**Task description:** Below are entries to be transcribed exactly; exclude the pictures from the copy.

· · · ·

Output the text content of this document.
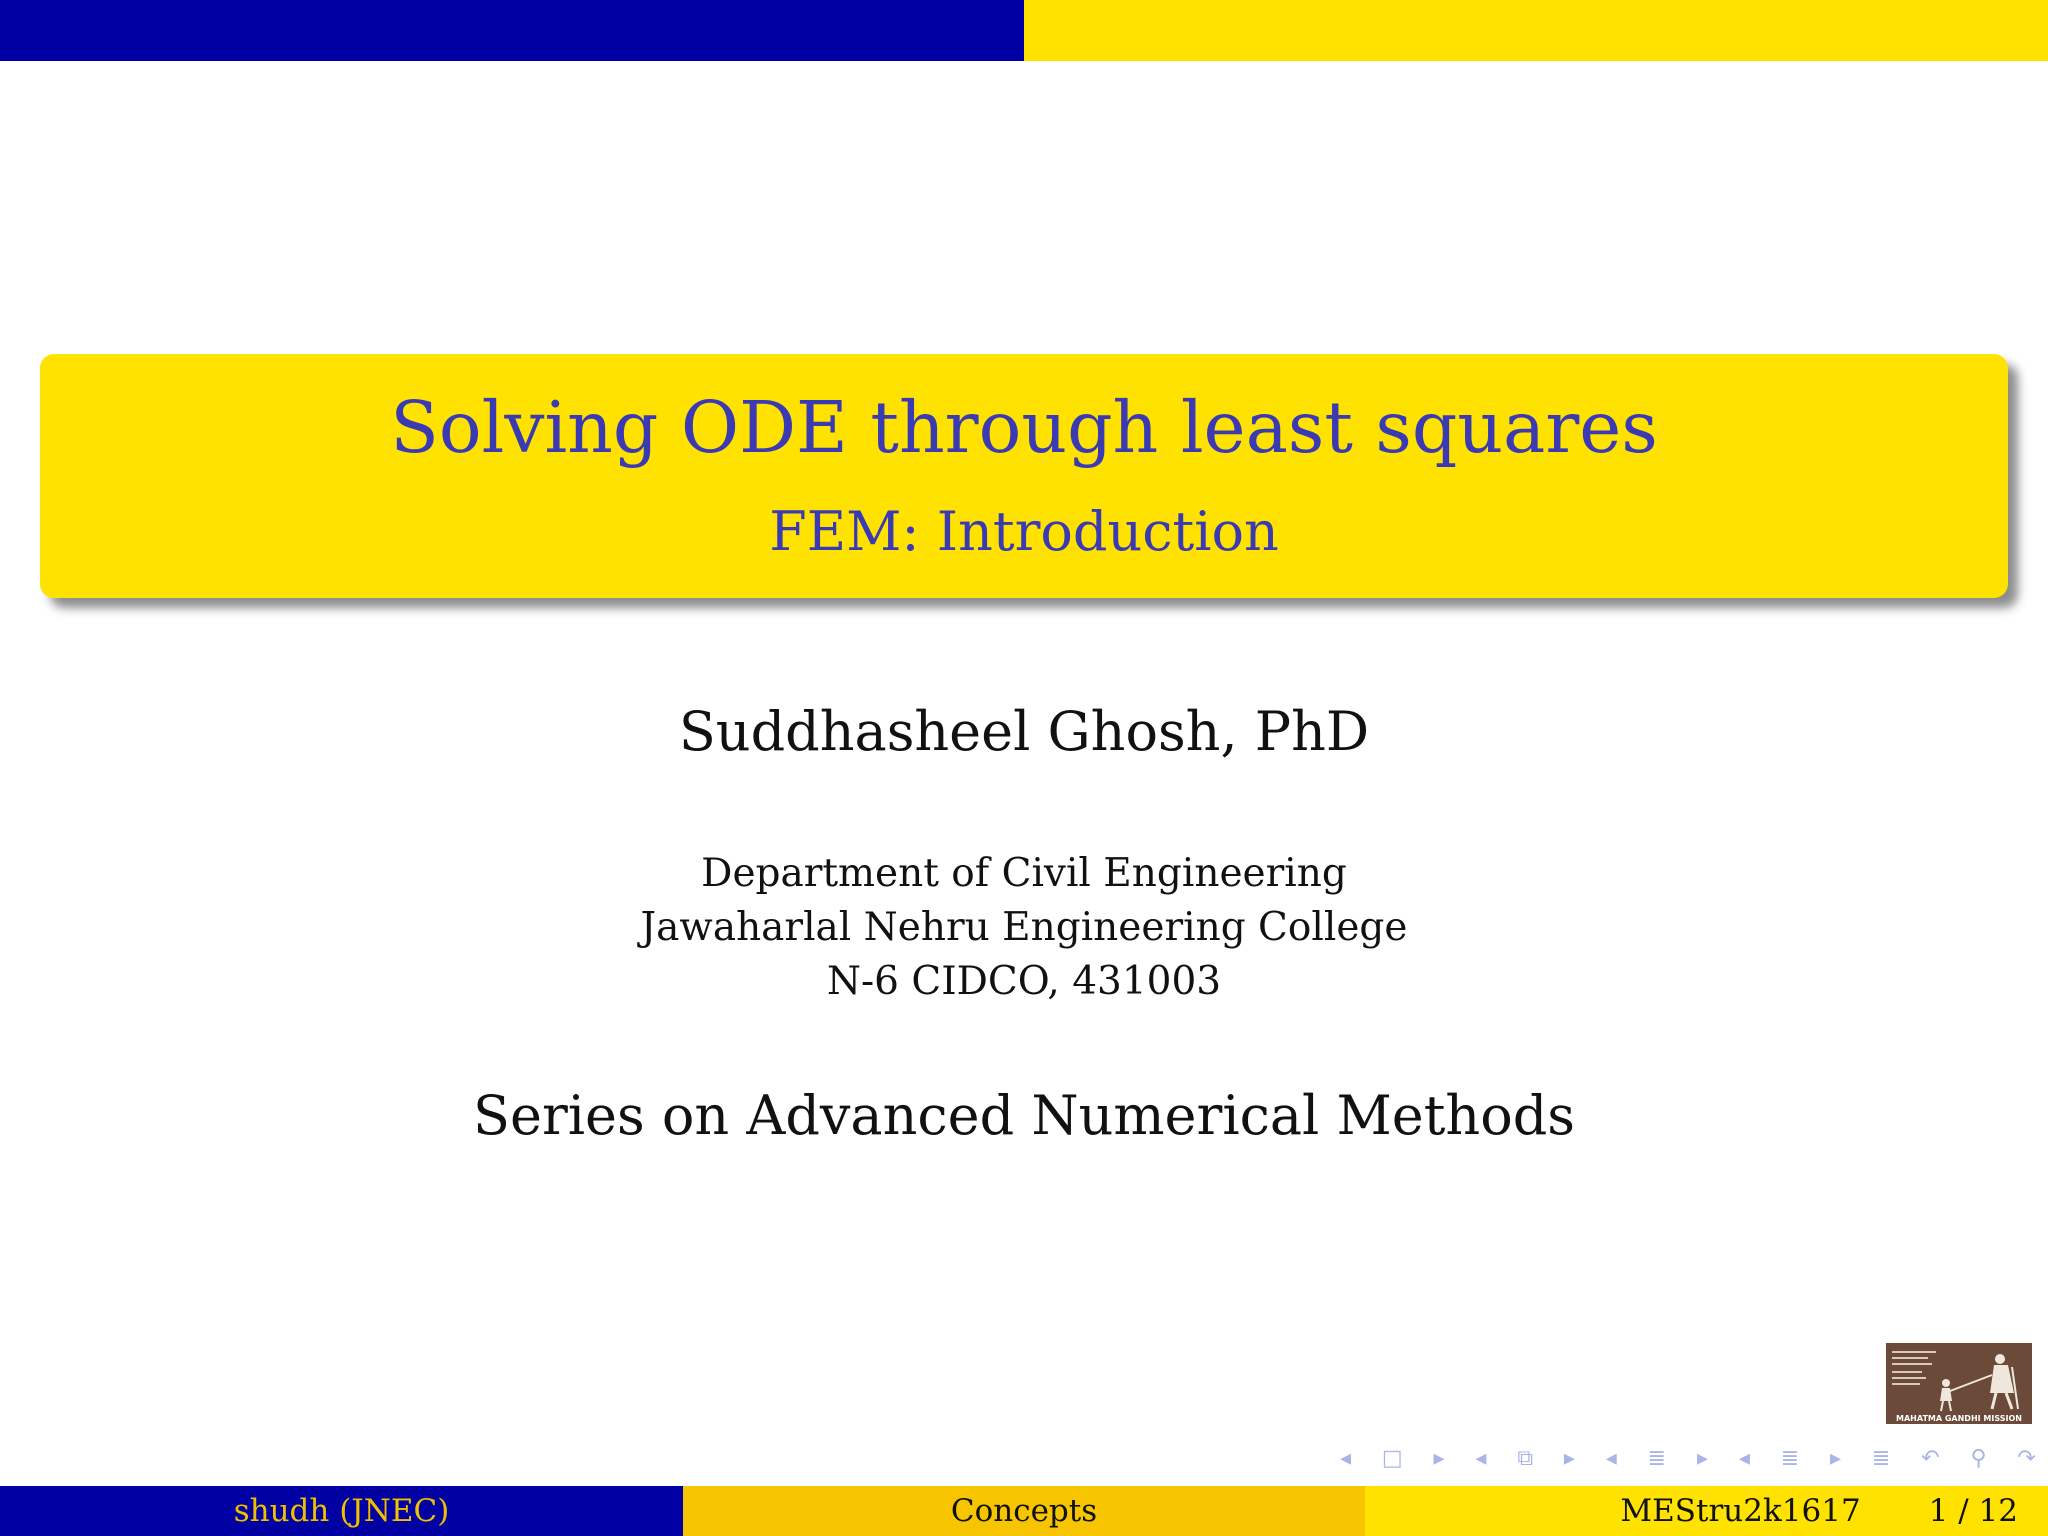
Solving ODE through least squares
FEM: Introduction
Suddhasheel Ghosh, PhD
Department of Civil Engineering
Jawaharlal Nehru Engineering College
N-6 CIDCO, 431003
Series on Advanced Numerical Methods
MAHATMA GANDHI MISSION
◂ □ ▸ ◂ ⧉ ▸ ◂ ≣ ▸ ◂ ≣ ▸ ≣ ↶ ⚲ ↷
shudh (JNEC)	Concepts	MEStru2k1617 1 / 12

· · · ·

**Full response:**
Output the text content of this document.
Solving ODE through least squares
FEM: Introduction
Suddhasheel Ghosh, PhD
Department of Civil Engineering
Jawaharlal Nehru Engineering College
N-6 CIDCO, 431003
Series on Advanced Numerical Methods
MAHATMA GANDHI MISSION
◂ □ ▸ ◂ ⧉ ▸ ◂ ≣ ▸ ◂ ≣ ▸ ≣ ↶ ⚲ ↷
shudh (JNEC)	Concepts	MEStru2k1617 1 / 12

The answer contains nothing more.